Work required> Sort through the data and copy the lines holding the word "ученицей".

— Start of Record extracts —

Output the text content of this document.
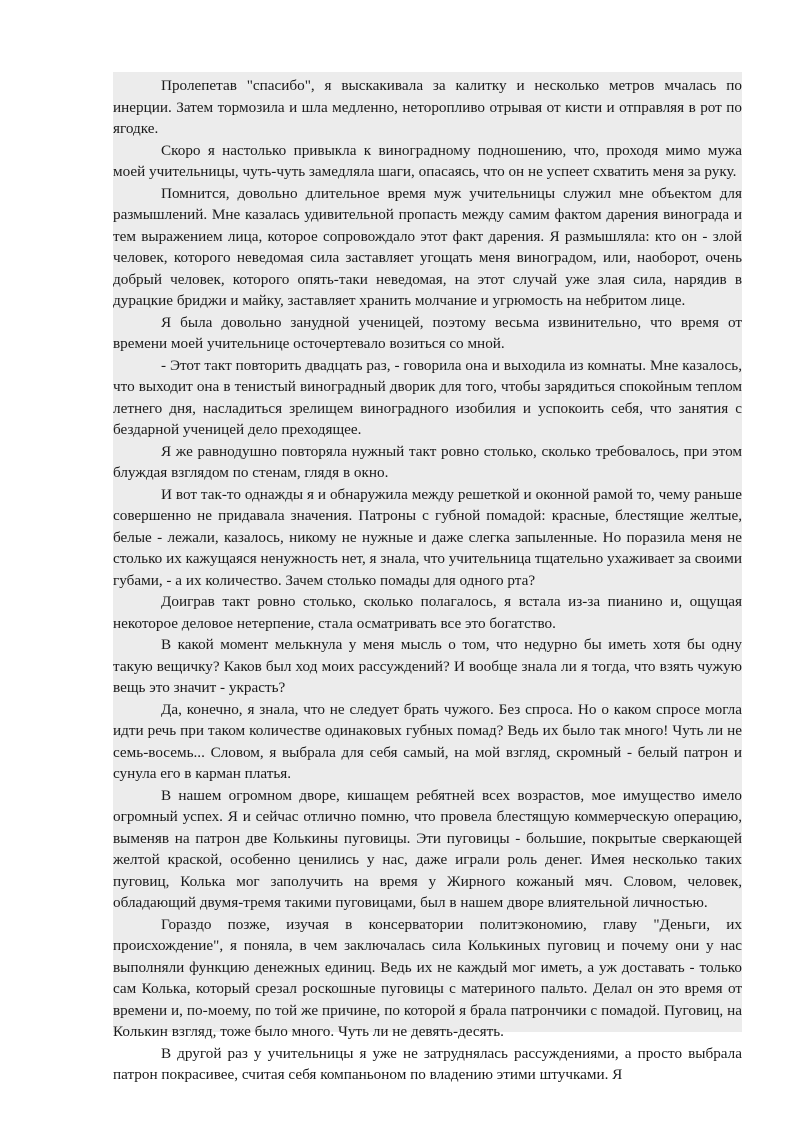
Пролепетав "спасибо", я выскакивала за калитку и несколько метров мчалась по инерции. Затем тормозила и шла медленно, неторопливо отрывая от кисти и отправляя в рот по ягодке.

Скоро я настолько привыкла к виноградному подношению, что, проходя мимо мужа моей учительницы, чуть-чуть замедляла шаги, опасаясь, что он не успеет схватить меня за руку.

Помнится, довольно длительное время муж учительницы служил мне объектом для размышлений. Мне казалась удивительной пропасть между самим фактом дарения винограда и тем выражением лица, которое сопровождало этот факт дарения. Я размышляла: кто он - злой человек, которого неведомая сила заставляет угощать меня виноградом, или, наоборот, очень добрый человек, которого опять-таки неведомая, на этот случай уже злая сила, нарядив в дурацкие бриджи и майку, заставляет хранить молчание и угрюмость на небритом лице.

Я была довольно занудной ученицей, поэтому весьма извинительно, что время от времени моей учительнице осточертевало возиться со мной.

- Этот такт повторить двадцать раз, - говорила она и выходила из комнаты. Мне казалось, что выходит она в тенистый виноградный дворик для того, чтобы зарядиться спокойным теплом летнего дня, насладиться зрелищем виноградного изобилия и успокоить себя, что занятия с бездарной ученицей дело преходящее.

Я же равнодушно повторяла нужный такт ровно столько, сколько требовалось, при этом блуждая взглядом по стенам, глядя в окно.

И вот так-то однажды я и обнаружила между решеткой и оконной рамой то, чему раньше совершенно не придавала значения. Патроны с губной помадой: красные, блестящие желтые, белые - лежали, казалось, никому не нужные и даже слегка запыленные. Но поразила меня не столько их кажущаяся ненужность нет, я знала, что учительница тщательно ухаживает за своими губами, - а их количество. Зачем столько помады для одного рта?

Доиграв такт ровно столько, сколько полагалось, я встала из-за пианино и, ощущая некоторое деловое нетерпение, стала осматривать все это богатство.

В какой момент мелькнула у меня мысль о том, что недурно бы иметь хотя бы одну такую вещичку? Каков был ход моих рассуждений? И вообще знала ли я тогда, что взять чужую вещь это значит - украсть?

Да, конечно, я знала, что не следует брать чужого. Без спроса. Но о каком спросе могла идти речь при таком количестве одинаковых губных помад? Ведь их было так много! Чуть ли не семь-восемь... Словом, я выбрала для себя самый, на мой взгляд, скромный - белый патрон и сунула его в карман платья.

В нашем огромном дворе, кишащем ребятней всех возрастов, мое имущество имело огромный успех. Я и сейчас отлично помню, что провела блестящую коммерческую операцию, выменяв на патрон две Колькины пуговицы. Эти пуговицы - большие, покрытые сверкающей желтой краской, особенно ценились у нас, даже играли роль денег. Имея несколько таких пуговиц, Колька мог заполучить на время у Жирного кожаный мяч. Словом, человек, обладающий двумя-тремя такими пуговицами, был в нашем дворе влиятельной личностью.

Гораздо позже, изучая в консерватории политэкономию, главу "Деньги, их происхождение", я поняла, в чем заключалась сила Колькиных пуговиц и почему они у нас выполняли функцию денежных единиц. Ведь их не каждый мог иметь, а уж доставать - только сам Колька, который срезал роскошные пуговицы с материного пальто. Делал он это время от времени и, по-моему, по той же причине, по которой я брала патрончики с помадой. Пуговиц, на Колькин взгляд, тоже было много. Чуть ли не девять-десять.

В другой раз у учительницы я уже не затруднялась рассуждениями, а просто выбрала патрон покрасивее, считая себя компаньоном по владению этими штучками. Я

— End of Record extracts —

Completed exercise>
Я была довольно занудной ученицей, поэтому весьма извинительно, что время от времени моей учительнице осточертевало возиться со мной.
- Этот такт повторить двадцать раз, - говорила она и выходила из комнаты. Мне казалось, что выходит она в тенистый виноградный дворик для того, чтобы зарядиться спокойным теплом летнего дня, насладиться зрелищем виноградного изобилия и успокоить себя, что занятия с бездарной ученицей дело преходящее.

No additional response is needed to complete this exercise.